→ Excerpt provided:

^^^^^^^^^^^^^^^^

# New Name - Mine is Lumpy Stinkerbuns!



## bec21tt

This only takes a minute. Please don't be a bore and ruin it. 
Send it on to everyone you know including the person that sent it to you.
And remember that children laugh an average of 146 times a day; adults laugh an average of 4 times a day.
Put more laughter in your day!Sometimes when you have a stressful day or week, you need some silliness to break up the day. 
And, if we are honest, we have a lot more stressful days than not.
Here is your dose of humor...Follow the instructions to find your new name. 
Once you have your new name, put it in the Subject box and forward it to friends and family and co-workers.
Don't forget to forward it back to the person who sent it to you, so they know you participated. 
And don't go all adult- my son-in-law's senior manager is now known far and wide as Dorky Gizzardsniffer.
The following in an excerpt from a children's book, "Captain Underpants And the Perilous Plot of Professor Poopypants" by Dave Pilker. The evil Professor forces everyone to assume new names......

^^^^^^^^^^^^^^^^

→ Task details:
From the new-name post, list every person or group it says to send or forward the message to. The listing that follows is not needed for this.

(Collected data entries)
^^^^^^^^^^^^^^^^

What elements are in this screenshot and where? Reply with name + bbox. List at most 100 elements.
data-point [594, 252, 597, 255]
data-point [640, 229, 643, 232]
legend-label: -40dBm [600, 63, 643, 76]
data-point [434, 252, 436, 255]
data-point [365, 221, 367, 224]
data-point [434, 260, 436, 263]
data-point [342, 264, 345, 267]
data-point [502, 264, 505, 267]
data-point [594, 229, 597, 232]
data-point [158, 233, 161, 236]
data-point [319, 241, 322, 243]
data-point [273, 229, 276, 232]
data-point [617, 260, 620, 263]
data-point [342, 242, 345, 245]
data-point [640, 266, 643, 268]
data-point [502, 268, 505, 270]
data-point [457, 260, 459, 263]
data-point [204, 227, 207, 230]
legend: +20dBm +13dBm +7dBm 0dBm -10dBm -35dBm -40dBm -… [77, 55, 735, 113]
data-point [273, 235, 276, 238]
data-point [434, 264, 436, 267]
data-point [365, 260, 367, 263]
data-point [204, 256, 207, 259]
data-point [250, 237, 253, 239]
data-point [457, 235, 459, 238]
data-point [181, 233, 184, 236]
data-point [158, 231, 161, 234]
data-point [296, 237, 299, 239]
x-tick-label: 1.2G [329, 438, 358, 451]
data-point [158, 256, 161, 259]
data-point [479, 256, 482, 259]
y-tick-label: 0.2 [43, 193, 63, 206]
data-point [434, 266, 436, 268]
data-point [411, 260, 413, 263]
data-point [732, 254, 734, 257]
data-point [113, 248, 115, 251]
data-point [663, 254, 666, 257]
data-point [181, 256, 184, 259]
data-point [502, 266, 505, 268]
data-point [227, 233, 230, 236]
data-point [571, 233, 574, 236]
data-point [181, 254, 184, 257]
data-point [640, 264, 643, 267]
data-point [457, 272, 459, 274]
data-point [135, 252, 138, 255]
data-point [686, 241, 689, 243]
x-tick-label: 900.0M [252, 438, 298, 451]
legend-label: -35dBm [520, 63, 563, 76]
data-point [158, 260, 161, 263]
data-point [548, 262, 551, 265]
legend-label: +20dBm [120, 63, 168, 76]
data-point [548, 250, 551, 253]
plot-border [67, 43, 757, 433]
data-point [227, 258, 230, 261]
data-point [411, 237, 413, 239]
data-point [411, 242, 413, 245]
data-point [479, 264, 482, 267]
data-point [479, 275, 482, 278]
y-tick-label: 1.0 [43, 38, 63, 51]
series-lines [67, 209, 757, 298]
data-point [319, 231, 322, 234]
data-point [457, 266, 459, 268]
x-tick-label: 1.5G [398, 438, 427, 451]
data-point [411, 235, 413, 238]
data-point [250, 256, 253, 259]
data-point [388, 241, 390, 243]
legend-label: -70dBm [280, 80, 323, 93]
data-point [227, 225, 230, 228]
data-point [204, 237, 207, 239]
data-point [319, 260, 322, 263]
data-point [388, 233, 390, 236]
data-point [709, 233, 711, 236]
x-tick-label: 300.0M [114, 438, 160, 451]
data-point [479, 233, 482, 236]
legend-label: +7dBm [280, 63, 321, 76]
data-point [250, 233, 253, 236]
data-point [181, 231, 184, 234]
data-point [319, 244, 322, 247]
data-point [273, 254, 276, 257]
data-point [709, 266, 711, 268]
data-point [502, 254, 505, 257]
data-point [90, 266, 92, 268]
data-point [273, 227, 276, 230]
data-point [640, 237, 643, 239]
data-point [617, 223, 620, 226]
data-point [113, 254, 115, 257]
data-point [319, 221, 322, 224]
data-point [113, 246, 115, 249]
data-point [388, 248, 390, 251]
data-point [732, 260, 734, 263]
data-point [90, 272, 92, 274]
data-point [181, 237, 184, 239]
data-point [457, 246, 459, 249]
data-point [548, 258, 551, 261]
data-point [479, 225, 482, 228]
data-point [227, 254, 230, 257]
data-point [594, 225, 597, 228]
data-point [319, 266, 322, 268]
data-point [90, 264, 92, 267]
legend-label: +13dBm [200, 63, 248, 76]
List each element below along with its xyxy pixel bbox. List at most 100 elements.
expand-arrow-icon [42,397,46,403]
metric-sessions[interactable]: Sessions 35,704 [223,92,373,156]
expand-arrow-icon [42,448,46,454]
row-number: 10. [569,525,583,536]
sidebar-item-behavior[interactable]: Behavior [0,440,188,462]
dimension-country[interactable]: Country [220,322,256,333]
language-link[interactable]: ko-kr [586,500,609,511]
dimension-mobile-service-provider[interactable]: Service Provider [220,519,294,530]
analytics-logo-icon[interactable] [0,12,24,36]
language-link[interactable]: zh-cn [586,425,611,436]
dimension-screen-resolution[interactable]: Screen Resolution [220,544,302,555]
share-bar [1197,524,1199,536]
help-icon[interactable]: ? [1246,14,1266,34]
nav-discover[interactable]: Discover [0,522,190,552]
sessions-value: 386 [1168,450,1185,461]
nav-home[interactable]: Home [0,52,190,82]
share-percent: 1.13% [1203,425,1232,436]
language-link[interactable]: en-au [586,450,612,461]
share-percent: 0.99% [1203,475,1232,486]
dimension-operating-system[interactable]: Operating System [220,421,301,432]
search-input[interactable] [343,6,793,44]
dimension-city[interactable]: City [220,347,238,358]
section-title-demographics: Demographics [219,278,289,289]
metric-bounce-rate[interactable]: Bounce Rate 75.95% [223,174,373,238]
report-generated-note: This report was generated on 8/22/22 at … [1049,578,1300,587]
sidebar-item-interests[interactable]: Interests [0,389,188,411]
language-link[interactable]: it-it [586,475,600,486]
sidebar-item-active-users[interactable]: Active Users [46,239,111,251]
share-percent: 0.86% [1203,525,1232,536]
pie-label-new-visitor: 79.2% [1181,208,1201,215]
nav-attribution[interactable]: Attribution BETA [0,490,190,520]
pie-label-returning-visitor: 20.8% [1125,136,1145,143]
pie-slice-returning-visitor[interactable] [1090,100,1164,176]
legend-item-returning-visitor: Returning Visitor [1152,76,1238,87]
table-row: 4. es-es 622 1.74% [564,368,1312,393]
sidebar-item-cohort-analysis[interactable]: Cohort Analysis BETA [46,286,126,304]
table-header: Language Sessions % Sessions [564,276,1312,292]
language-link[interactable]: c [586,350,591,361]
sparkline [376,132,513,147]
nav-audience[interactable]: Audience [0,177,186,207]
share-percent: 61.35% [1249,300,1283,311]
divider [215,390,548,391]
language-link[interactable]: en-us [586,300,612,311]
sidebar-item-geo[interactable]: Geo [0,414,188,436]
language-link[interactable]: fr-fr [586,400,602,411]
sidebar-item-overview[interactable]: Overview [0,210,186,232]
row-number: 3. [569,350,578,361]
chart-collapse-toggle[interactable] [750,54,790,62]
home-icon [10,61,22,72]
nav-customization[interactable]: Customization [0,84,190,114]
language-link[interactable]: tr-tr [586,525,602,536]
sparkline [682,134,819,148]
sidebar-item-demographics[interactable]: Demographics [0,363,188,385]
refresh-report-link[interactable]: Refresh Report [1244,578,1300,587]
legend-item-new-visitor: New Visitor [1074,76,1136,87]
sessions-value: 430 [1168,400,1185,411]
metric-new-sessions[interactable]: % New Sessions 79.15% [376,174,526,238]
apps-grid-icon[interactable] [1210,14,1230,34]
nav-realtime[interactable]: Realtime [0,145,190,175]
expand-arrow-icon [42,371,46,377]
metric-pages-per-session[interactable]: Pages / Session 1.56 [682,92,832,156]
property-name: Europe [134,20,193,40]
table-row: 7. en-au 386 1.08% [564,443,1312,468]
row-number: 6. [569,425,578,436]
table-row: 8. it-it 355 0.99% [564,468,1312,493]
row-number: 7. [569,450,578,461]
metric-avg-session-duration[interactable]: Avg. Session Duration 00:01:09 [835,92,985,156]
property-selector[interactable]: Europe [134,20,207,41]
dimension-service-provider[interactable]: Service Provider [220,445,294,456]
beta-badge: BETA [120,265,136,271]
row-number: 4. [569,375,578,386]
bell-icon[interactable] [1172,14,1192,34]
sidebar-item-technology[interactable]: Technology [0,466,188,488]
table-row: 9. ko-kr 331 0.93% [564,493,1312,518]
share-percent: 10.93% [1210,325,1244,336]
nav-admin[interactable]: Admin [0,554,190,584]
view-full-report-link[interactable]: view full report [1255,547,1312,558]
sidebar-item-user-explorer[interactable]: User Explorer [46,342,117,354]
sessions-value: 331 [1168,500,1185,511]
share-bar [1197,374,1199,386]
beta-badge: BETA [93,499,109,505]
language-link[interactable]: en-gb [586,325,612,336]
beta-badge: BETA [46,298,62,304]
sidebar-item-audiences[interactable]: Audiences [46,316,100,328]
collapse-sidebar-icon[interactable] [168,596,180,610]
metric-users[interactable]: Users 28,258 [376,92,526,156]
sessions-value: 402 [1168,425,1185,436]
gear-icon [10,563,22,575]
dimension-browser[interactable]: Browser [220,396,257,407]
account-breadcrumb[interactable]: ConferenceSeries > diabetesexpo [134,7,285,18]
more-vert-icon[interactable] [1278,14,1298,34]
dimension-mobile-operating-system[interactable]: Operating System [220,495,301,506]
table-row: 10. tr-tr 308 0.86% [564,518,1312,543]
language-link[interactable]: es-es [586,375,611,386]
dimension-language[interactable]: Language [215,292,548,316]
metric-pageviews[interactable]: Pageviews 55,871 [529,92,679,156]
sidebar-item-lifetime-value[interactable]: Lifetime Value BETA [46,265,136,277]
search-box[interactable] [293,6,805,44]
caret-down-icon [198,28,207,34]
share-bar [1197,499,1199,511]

^^^^^^^^^^^^^^^^

→ Expected answer:
- Everyone you know
- The person who sent it to you
- Friends
- Family
- Co-workers